- Stated problem -
Leave out the pictures and reproduce all of the data exactly.

- Data shown -

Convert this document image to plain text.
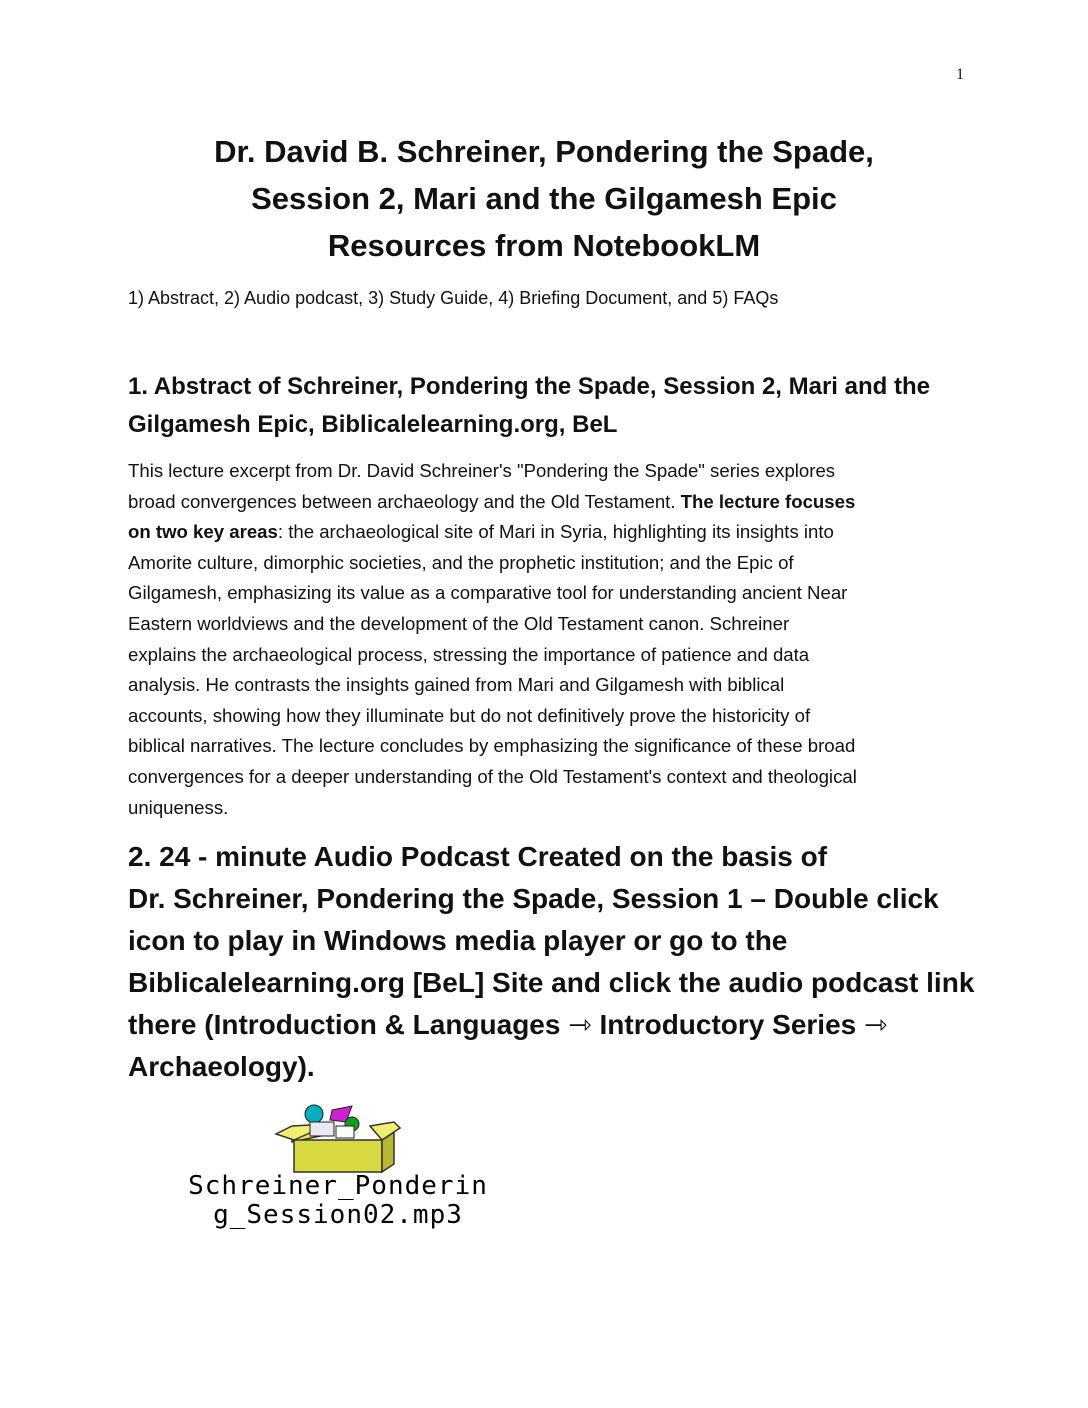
1
Dr. David B. Schreiner, Pondering the Spade,
Session 2, Mari and the Gilgamesh Epic
Resources from NotebookLM
1) Abstract, 2) Audio podcast, 3) Study Guide, 4) Briefing Document, and 5) FAQs
1. Abstract of Schreiner, Pondering the Spade, Session 2, Mari and the
Gilgamesh Epic, Biblicalelearning.org, BeL
This lecture excerpt from Dr. David Schreiner's "Pondering the Spade" series explores
broad convergences between archaeology and the Old Testament. The lecture focuses
on two key areas: the archaeological site of Mari in Syria, highlighting its insights into
Amorite culture, dimorphic societies, and the prophetic institution; and the Epic of
Gilgamesh, emphasizing its value as a comparative tool for understanding ancient Near
Eastern worldviews and the development of the Old Testament canon. Schreiner
explains the archaeological process, stressing the importance of patience and data
analysis. He contrasts the insights gained from Mari and Gilgamesh with biblical
accounts, showing how they illuminate but do not definitively prove the historicity of
biblical narratives. The lecture concludes by emphasizing the significance of these broad
convergences for a deeper understanding of the Old Testament's context and theological
uniqueness.
2. 24 - minute Audio Podcast Created on the basis of
Dr. Schreiner, Pondering the Spade, Session 1 – Double click
icon to play in Windows media player or go to the
Biblicalelearning.org [BeL] Site and click the audio podcast link
there (Introduction & Languages ⇾ Introductory Series ⇾
Archaeology).
Schreiner_Ponderin
g_Session02.mp3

- Written answer -
Convert this document image to plain text.
1
Dr. David B. Schreiner, Pondering the Spade,
Session 2, Mari and the Gilgamesh Epic
Resources from NotebookLM
1) Abstract, 2) Audio podcast, 3) Study Guide, 4) Briefing Document, and 5) FAQs
1. Abstract of Schreiner, Pondering the Spade, Session 2, Mari and the
Gilgamesh Epic, Biblicalelearning.org, BeL
This lecture excerpt from Dr. David Schreiner's "Pondering the Spade" series explores
broad convergences between archaeology and the Old Testament. The lecture focuses
on two key areas: the archaeological site of Mari in Syria, highlighting its insights into
Amorite culture, dimorphic societies, and the prophetic institution; and the Epic of
Gilgamesh, emphasizing its value as a comparative tool for understanding ancient Near
Eastern worldviews and the development of the Old Testament canon. Schreiner
explains the archaeological process, stressing the importance of patience and data
analysis. He contrasts the insights gained from Mari and Gilgamesh with biblical
accounts, showing how they illuminate but do not definitively prove the historicity of
biblical narratives. The lecture concludes by emphasizing the significance of these broad
convergences for a deeper understanding of the Old Testament's context and theological
uniqueness.
2. 24 - minute Audio Podcast Created on the basis of
Dr. Schreiner, Pondering the Spade, Session 1 – Double click
icon to play in Windows media player or go to the
Biblicalelearning.org [BeL] Site and click the audio podcast link
there (Introduction & Languages ⇾ Introductory Series ⇾
Archaeology).
Schreiner_Ponderin
g_Session02.mp3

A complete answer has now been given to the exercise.